> TEKS BACAAN:
--*--

ANAND KRISHNA & REAKTUALISASI PANCASILA
REFORMASI MENTAL SECARA HOLISTIK UNTUK PEMBANGUNAN BANGSA
“Saya menyadari bahwa saya telah menabuh genderang perang. Dan saya menyadari bahwa kapan saja jika ada orang yang tidak menyukai apa yang saya katakan, (mereka) akan memperkarakan saya. Jikapun ada yang ingin membunuh saya, saya siap. Because I have said it all. Saya telah mengatakan semua yang ingin, dan harus saya katakan. Jikapun sekarang saya harus mati, (maka) darah saya tidak akan tersia-sia karena saya telah mewariskan kata-kata saya yang terakhir pada Anda, Bali. Teruskanlah perjuanganku, janganlah mau mati seperti para cacing dan tikus yang pasti akan mati. Matilah dengan penuh kehormatan (dalam) membela Ibu Pertiwi. Itu baru namanya mati (terhormat). Jika kita mati biasa-biasa saja, apa bedanya kematian kita dengan para cacing? Janganlah jadi pengecut, jadilah seperti Arjuna di Kurukshetra.” Inilah sekelumit kata-kata penutup spiritualis Anand Krishna ketika usai memberikan Ceramah Umum “Realisasi Nilai-Nilai Luhur Bhagavad Gita” di Ball Room Hotel Nikki Denpasar, 23 Maret 2005 lalu.
Lima tahun yang lalu, Anand Krishna sudah memprediksi bahwa pada suatu hari nanti, pasti saja ada sekelompok orang yang tidak suka terhadap pemikiran dan suara-suara nyaring-nya sehingga memakai segala cara untuk memperkarakan dirinya untuk membungkam dirinya. Prediksinya terbukti ketika dirinya dikaitkan dengan Kasus Dugaan Penggelapan Uang di akhir tahun 2005, dan juga Kasus Dugaan Pelecehan Seksual di tahun 2010-11 ini. Ke-2 kasus ini sangat minim, bila tidak bisa dibilang tak ada: alat-alat bukti dan saksi, serta diduga ditunggangi oleh orang yang sama dari kelompok yang tidak senang dengan apa yang selama ini diperjuangkannya.
Bagi seorang suami dari seorang guru di sebuah sekolah internasional di Jakarta ini, nilai-nilai luhur dan arif kebijaksanaan yang terkandung dalam Bhagavad Gita, misalnya, bukanlah ekslusif hanya milik kelompok agama tertentu saja, tapi milik semua orang di dunia, terutama milik peradaban wilayah di balik sungai Sindu, termasuk wilayah Nusantara ini.
Anand yang gemar membaca transkrip kitab-kitab kebijaksanaan lokal kuno, dan mempelajari sejarah peradaban dunia menyimpulkan bahwa dahulu kala wilayah Nusantara ini menyatu dengan daratan benua yang berada di balik sungai Sindu.
Teori ini diperkuat oleh ulasan Prof. Arysio Santos dalam bukunya Atlantis: The Lost Continent Finally Found, dan Dr. Stephen Oppenheimer dalam Eden in The East. Kemiripan cerita dan kebijaksanaan lokal kuno yang terdapat di kepulauan Nusantara dengan daratan benua yang meliputi India, Pakistan, dan Afganistan ini mengindikasikan bahwa ke dua wilayah ini berbagi akar budaya yang sama.

--*--

> TUGAS 1:
Tentukan apakah setiap pernyataan berikut sesuai dengan teks bacaan: (a) ceramah umum Anand Krishna tentang Bhagavad Gita diadakan di Denpasar pada 23 Maret 2005; (b) Kasus Dugaan Pelecehan Seksual terjadi pada akhir tahun 2005; (c) buku Atlantis: The Lost Continent Finally Found ditulis oleh Dr. Stephen Oppenheimer. Jawab ya atau tidak untuk masing-masing, disertai kutipan persis dari teks yang menentukan jawabannya.
> TUGAS 2:
Tuliskan kembali bagian teks bacaan mulai dari kata-kata "Teori ini diperkuat" sampai dengan dan termasuk kata-kata "budaya yang sama.".

> DATA YANG DIBERIKAN:
--*--

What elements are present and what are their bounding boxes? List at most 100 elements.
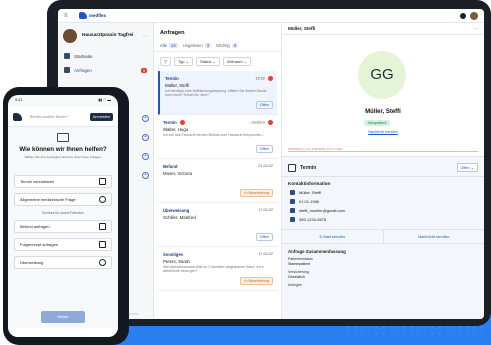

--*--

> JAWABAN 1:
(a) Ya: "di Ball Room Hotel Nikki Denpasar, 23 Maret 2005 lalu"
(b) Tidak: "Kasus Dugaan Pelecehan Seksual di tahun 2010-11 ini"
(c) Tidak: "Prof. Arysio Santos dalam bukunya Atlantis: The Lost Continent Finally Found"

> JAWABAN 2:
Teori ini diperkuat oleh ulasan Prof. Arysio Santos dalam bukunya Atlantis: The Lost Continent Finally Found, dan Dr. Stephen Oppenheimer dalam Eden in The East. Kemiripan cerita dan kebijaksanaan lokal kuno yang terdapat di kepulauan Nusantara dengan daratan benua yang meliputi India, Pakistan, dan Afganistan ini mengindikasikan bahwa ke dua wilayah ini berbagi akar budaya yang sama.